Transcribe the records that follow, preserving every word.

######

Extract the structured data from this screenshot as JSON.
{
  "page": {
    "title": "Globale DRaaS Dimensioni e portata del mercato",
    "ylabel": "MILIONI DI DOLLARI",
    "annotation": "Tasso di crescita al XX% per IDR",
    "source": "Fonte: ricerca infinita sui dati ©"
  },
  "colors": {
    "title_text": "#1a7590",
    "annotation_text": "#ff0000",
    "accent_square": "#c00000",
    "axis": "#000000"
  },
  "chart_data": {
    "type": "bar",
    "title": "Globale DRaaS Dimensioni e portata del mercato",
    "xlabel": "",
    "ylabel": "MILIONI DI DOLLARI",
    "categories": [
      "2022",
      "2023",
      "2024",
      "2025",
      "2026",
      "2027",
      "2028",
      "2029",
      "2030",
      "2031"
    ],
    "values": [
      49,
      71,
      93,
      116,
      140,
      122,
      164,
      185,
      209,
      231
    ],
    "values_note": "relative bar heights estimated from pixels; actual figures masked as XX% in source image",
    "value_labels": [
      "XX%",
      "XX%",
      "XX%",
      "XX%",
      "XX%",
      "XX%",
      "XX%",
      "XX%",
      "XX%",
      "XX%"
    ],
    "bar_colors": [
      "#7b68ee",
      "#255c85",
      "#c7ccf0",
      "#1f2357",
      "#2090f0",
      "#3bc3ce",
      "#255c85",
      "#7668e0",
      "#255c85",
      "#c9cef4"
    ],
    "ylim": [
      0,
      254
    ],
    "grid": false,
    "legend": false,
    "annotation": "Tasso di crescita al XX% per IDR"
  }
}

######

Complete output –
Extract the structured data from this screenshot as JSON.
{
  "page": {
    "title": "Globale DRaaS Dimensioni e portata del mercato",
    "ylabel": "MILIONI DI DOLLARI",
    "annotation": "Tasso di crescita al XX% per IDR",
    "source": "Fonte: ricerca infinita sui dati ©"
  },
  "colors": {
    "title_text": "#1a7590",
    "annotation_text": "#ff0000",
    "accent_square": "#c00000",
    "axis": "#000000"
  },
  "chart_data": {
    "type": "bar",
    "title": "Globale DRaaS Dimensioni e portata del mercato",
    "xlabel": "",
    "ylabel": "MILIONI DI DOLLARI",
    "categories": [
      "2022",
      "2023",
      "2024",
      "2025",
      "2026",
      "2027",
      "2028",
      "2029",
      "2030",
      "2031"
    ],
    "values": [
      49,
      71,
      93,
      116,
      140,
      122,
      164,
      185,
      209,
      231
    ],
    "values_note": "relative bar heights estimated from pixels; actual figures masked as XX% in source image",
    "value_labels": [
      "XX%",
      "XX%",
      "XX%",
      "XX%",
      "XX%",
      "XX%",
      "XX%",
      "XX%",
      "XX%",
      "XX%"
    ],
    "bar_colors": [
      "#7b68ee",
      "#255c85",
      "#c7ccf0",
      "#1f2357",
      "#2090f0",
      "#3bc3ce",
      "#255c85",
      "#7668e0",
      "#255c85",
      "#c9cef4"
    ],
    "ylim": [
      0,
      254
    ],
    "grid": false,
    "legend": false,
    "annotation": "Tasso di crescita al XX% per IDR"
  }
}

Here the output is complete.